_Short problem_
Give a verbatim quotation of every record.
------------------------
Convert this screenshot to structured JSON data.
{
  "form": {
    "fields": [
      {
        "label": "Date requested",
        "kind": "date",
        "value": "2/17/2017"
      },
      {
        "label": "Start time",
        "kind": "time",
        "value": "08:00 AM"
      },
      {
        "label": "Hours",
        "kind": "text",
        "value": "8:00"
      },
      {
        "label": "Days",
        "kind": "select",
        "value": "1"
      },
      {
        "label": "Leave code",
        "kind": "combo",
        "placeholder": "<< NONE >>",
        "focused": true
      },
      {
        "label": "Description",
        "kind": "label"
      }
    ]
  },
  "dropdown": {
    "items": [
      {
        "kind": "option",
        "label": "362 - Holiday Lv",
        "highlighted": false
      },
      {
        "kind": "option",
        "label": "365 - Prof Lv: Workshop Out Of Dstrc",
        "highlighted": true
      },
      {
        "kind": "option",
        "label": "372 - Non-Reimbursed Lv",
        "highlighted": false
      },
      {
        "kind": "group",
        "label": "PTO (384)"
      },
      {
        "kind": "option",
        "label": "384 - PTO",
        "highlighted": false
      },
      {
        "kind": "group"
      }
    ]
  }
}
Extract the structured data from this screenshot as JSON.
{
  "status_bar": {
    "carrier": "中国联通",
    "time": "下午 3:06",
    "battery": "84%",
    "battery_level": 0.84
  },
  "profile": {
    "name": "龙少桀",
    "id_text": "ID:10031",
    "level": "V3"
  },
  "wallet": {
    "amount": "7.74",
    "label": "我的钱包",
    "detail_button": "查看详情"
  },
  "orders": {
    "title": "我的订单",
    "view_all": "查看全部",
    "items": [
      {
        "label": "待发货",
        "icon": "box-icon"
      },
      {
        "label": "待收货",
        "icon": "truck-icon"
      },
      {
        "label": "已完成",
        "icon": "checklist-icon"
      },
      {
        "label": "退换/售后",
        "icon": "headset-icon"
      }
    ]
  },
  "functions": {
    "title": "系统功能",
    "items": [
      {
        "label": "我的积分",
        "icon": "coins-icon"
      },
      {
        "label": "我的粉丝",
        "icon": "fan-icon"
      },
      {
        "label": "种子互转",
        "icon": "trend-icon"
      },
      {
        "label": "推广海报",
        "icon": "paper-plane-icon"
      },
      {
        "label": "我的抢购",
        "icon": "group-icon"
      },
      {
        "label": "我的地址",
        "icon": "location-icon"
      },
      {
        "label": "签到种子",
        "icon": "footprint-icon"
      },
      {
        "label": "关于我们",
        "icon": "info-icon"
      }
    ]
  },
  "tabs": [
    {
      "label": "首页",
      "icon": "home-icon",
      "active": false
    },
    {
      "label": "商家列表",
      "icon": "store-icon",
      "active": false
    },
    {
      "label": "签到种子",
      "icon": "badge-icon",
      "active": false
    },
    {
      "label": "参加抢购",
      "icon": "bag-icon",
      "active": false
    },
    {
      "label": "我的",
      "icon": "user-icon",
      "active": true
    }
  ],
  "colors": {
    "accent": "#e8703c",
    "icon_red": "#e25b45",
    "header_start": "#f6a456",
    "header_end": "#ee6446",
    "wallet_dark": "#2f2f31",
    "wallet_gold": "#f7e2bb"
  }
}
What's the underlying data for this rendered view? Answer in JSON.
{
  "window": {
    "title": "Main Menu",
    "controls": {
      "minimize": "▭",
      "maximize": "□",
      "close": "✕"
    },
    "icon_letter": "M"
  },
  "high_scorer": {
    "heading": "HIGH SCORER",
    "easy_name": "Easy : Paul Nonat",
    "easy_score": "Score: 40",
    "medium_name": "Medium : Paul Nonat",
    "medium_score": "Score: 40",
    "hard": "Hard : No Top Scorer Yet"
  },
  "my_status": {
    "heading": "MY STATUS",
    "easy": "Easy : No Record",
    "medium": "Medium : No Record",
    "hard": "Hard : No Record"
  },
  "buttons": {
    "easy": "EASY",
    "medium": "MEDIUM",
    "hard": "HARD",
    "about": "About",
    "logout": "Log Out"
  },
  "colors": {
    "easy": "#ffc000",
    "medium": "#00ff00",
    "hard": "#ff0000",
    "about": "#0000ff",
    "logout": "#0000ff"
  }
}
------------------------
_Correct result_
Convert this screenshot to structured JSON data.
{
  "form": {
    "fields": [
      {
        "label": "Date requested",
        "kind": "date",
        "value": "2/17/2017"
      },
      {
        "label": "Start time",
        "kind": "time",
        "value": "08:00 AM"
      },
      {
        "label": "Hours",
        "kind": "text",
        "value": "8:00"
      },
      {
        "label": "Days",
        "kind": "select",
        "value": "1"
      },
      {
        "label": "Leave code",
        "kind": "combo",
        "placeholder": "<< NONE >>",
        "focused": true
      },
      {
        "label": "Description",
        "kind": "label"
      }
    ]
  },
  "dropdown": {
    "items": [
      {
        "kind": "option",
        "label": "362 - Holiday Lv",
        "highlighted": false
      },
      {
        "kind": "option",
        "label": "365 - Prof Lv: Workshop Out Of Dstrc",
        "highlighted": true
      },
      {
        "kind": "option",
        "label": "372 - Non-Reimbursed Lv",
        "highlighted": false
      },
      {
        "kind": "group",
        "label": "PTO (384)"
      },
      {
        "kind": "option",
        "label": "384 - PTO",
        "highlighted": false
      },
      {
        "kind": "group"
      }
    ]
  }
}
Extract the structured data from this screenshot as JSON.
{
  "status_bar": {
    "carrier": "中国联通",
    "time": "下午 3:06",
    "battery": "84%",
    "battery_level": 0.84
  },
  "profile": {
    "name": "龙少桀",
    "id_text": "ID:10031",
    "level": "V3"
  },
  "wallet": {
    "amount": "7.74",
    "label": "我的钱包",
    "detail_button": "查看详情"
  },
  "orders": {
    "title": "我的订单",
    "view_all": "查看全部",
    "items": [
      {
        "label": "待发货",
        "icon": "box-icon"
      },
      {
        "label": "待收货",
        "icon": "truck-icon"
      },
      {
        "label": "已完成",
        "icon": "checklist-icon"
      },
      {
        "label": "退换/售后",
        "icon": "headset-icon"
      }
    ]
  },
  "functions": {
    "title": "系统功能",
    "items": [
      {
        "label": "我的积分",
        "icon": "coins-icon"
      },
      {
        "label": "我的粉丝",
        "icon": "fan-icon"
      },
      {
        "label": "种子互转",
        "icon": "trend-icon"
      },
      {
        "label": "推广海报",
        "icon": "paper-plane-icon"
      },
      {
        "label": "我的抢购",
        "icon": "group-icon"
      },
      {
        "label": "我的地址",
        "icon": "location-icon"
      },
      {
        "label": "签到种子",
        "icon": "footprint-icon"
      },
      {
        "label": "关于我们",
        "icon": "info-icon"
      }
    ]
  },
  "tabs": [
    {
      "label": "首页",
      "icon": "home-icon",
      "active": false
    },
    {
      "label": "商家列表",
      "icon": "store-icon",
      "active": false
    },
    {
      "label": "签到种子",
      "icon": "badge-icon",
      "active": false
    },
    {
      "label": "参加抢购",
      "icon": "bag-icon",
      "active": false
    },
    {
      "label": "我的",
      "icon": "user-icon",
      "active": true
    }
  ],
  "colors": {
    "accent": "#e8703c",
    "icon_red": "#e25b45",
    "header_start": "#f6a456",
    "header_end": "#ee6446",
    "wallet_dark": "#2f2f31",
    "wallet_gold": "#f7e2bb"
  }
}
What's the underlying data for this rendered view? Answer in JSON.
{
  "window": {
    "title": "Main Menu",
    "controls": {
      "minimize": "▭",
      "maximize": "□",
      "close": "✕"
    },
    "icon_letter": "M"
  },
  "high_scorer": {
    "heading": "HIGH SCORER",
    "easy_name": "Easy : Paul Nonat",
    "easy_score": "Score: 40",
    "medium_name": "Medium : Paul Nonat",
    "medium_score": "Score: 40",
    "hard": "Hard : No Top Scorer Yet"
  },
  "my_status": {
    "heading": "MY STATUS",
    "easy": "Easy : No Record",
    "medium": "Medium : No Record",
    "hard": "Hard : No Record"
  },
  "buttons": {
    "easy": "EASY",
    "medium": "MEDIUM",
    "hard": "HARD",
    "about": "About",
    "logout": "Log Out"
  },
  "colors": {
    "easy": "#ffc000",
    "medium": "#00ff00",
    "hard": "#ff0000",
    "about": "#0000ff",
    "logout": "#0000ff"
  }
}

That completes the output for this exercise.